▶ [SHORT EXERCISE]: Determine how many lines contain the string "juli". Reply with that figure and nothing else.

▶ [AVAILABLE DATA]:

════════════════

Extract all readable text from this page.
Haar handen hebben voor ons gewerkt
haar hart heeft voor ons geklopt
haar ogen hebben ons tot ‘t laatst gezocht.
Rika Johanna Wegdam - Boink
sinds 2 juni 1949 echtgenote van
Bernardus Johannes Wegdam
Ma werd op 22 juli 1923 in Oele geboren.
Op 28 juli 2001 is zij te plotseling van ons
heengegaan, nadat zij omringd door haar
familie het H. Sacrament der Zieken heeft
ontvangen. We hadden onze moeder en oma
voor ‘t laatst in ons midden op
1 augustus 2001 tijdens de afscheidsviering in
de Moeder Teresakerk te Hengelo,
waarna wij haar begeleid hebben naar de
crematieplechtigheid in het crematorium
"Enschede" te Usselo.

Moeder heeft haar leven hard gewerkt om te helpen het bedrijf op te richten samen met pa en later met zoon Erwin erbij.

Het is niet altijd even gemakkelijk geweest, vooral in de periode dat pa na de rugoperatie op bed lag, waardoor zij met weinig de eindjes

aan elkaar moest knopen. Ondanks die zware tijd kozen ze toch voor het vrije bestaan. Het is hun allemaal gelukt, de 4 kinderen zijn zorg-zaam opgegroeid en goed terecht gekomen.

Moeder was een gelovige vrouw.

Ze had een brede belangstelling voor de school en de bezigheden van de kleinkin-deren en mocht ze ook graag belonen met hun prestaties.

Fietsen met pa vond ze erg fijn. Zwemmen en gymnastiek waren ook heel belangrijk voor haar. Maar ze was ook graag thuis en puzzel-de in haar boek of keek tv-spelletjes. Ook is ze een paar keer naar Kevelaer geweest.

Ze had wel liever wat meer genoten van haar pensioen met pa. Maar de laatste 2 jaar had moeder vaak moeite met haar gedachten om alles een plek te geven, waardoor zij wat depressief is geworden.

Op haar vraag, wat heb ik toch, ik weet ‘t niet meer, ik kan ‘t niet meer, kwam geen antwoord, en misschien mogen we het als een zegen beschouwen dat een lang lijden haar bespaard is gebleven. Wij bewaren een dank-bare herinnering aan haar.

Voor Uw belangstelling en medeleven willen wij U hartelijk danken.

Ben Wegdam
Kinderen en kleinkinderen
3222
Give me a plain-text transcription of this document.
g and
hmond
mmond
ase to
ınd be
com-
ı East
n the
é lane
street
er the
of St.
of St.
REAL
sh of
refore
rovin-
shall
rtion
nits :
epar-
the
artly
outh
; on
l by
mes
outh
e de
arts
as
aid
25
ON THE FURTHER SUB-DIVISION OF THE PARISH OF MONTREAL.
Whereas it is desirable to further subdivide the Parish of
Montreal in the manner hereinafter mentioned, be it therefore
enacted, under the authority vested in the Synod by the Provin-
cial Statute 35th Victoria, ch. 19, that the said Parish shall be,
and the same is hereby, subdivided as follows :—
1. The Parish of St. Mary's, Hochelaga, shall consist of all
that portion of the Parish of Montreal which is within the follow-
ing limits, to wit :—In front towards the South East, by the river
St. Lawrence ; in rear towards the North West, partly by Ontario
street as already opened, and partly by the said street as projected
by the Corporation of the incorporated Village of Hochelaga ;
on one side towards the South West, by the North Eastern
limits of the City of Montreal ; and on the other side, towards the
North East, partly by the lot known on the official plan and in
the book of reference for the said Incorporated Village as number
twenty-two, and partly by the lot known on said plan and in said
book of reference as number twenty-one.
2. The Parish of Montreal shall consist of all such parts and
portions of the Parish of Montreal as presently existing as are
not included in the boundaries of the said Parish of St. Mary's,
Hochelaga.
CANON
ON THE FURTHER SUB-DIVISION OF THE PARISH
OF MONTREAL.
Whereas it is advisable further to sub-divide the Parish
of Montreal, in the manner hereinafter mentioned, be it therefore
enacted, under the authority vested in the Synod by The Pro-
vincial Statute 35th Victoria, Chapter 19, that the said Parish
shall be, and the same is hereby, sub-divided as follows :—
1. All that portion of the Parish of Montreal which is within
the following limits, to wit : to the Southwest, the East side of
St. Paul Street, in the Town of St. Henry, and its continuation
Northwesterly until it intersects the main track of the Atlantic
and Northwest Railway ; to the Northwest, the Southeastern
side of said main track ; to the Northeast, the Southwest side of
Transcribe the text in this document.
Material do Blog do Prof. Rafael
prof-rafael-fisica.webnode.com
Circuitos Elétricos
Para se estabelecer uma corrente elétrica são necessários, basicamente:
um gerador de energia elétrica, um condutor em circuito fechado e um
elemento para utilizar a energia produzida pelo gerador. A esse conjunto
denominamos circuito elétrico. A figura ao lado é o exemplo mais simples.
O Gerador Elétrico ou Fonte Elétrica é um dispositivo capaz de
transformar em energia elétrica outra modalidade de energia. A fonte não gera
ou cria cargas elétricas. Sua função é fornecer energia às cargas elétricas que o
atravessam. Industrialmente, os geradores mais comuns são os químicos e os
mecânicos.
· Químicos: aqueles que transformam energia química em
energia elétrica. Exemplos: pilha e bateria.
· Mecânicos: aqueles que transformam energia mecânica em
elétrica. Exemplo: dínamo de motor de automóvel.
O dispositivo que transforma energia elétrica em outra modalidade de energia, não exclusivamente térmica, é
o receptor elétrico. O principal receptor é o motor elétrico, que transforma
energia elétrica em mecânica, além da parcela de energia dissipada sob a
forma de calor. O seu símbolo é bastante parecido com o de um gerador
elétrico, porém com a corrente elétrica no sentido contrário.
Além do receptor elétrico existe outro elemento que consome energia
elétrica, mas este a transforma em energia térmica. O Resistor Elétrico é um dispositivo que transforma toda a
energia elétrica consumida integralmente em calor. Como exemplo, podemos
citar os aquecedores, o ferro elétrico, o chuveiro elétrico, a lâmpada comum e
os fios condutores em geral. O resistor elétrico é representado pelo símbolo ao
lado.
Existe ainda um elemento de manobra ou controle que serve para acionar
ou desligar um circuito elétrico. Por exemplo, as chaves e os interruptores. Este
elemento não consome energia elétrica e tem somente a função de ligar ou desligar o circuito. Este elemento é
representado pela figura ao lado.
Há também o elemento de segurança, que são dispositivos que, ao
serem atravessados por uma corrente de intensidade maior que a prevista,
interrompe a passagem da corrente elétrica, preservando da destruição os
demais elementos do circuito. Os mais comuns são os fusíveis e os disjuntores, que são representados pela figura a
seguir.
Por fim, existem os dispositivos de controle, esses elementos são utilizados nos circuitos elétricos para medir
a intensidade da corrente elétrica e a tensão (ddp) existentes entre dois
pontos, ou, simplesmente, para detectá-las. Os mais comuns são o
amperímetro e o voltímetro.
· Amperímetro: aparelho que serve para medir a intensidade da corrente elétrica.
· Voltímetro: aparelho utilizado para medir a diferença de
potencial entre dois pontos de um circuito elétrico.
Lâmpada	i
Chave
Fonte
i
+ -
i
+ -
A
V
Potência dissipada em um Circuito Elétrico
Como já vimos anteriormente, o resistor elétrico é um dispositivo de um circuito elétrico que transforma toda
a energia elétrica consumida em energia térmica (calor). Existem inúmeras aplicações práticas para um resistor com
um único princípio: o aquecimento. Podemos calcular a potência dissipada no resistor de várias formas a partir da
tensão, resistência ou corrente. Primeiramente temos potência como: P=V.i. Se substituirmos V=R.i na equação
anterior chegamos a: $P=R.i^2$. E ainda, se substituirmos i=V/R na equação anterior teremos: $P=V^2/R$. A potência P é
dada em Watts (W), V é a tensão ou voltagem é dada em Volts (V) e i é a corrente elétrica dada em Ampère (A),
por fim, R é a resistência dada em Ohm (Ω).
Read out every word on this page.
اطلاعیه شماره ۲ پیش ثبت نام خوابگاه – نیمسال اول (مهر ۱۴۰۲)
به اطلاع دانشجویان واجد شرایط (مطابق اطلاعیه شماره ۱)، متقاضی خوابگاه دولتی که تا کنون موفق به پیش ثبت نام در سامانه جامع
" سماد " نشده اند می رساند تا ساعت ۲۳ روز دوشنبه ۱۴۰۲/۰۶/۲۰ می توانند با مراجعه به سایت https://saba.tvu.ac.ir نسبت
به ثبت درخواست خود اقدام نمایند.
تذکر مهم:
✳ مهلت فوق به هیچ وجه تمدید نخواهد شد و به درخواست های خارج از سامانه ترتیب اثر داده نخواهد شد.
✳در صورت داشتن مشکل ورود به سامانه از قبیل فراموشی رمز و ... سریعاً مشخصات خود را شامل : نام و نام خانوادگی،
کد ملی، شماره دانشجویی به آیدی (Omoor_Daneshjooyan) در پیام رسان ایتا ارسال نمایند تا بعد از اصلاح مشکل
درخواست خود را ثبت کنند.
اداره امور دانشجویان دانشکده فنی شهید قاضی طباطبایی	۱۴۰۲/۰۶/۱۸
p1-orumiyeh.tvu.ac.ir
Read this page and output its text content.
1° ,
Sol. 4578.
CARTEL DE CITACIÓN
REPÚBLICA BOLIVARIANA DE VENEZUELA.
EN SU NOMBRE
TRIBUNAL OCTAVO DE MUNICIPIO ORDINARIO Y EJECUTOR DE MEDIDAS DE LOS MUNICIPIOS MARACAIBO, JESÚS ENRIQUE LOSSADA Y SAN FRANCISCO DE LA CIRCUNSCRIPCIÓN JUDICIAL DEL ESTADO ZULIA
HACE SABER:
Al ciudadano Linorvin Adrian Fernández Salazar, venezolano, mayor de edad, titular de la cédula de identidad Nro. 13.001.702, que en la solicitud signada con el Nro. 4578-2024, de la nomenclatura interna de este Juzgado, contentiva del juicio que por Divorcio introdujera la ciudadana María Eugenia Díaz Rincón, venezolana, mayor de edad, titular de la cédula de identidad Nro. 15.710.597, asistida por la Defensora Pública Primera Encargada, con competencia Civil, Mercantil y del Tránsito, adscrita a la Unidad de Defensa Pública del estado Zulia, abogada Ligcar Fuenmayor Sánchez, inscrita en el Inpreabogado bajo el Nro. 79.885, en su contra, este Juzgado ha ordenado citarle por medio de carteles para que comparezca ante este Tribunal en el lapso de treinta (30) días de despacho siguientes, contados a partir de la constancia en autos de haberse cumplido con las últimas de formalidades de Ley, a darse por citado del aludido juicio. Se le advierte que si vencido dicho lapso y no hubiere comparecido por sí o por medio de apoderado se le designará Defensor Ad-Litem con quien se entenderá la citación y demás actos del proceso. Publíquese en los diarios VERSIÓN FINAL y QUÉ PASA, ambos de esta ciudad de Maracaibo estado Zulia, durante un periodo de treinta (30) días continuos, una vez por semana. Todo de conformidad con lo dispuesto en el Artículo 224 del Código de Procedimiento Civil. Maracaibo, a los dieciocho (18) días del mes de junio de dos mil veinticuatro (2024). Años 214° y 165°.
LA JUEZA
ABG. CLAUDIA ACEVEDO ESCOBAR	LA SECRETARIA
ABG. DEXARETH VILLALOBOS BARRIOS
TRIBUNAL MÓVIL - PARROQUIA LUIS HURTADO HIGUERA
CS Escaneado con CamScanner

════════════════

▶ [RESULT OF THE EXERCISE]: 2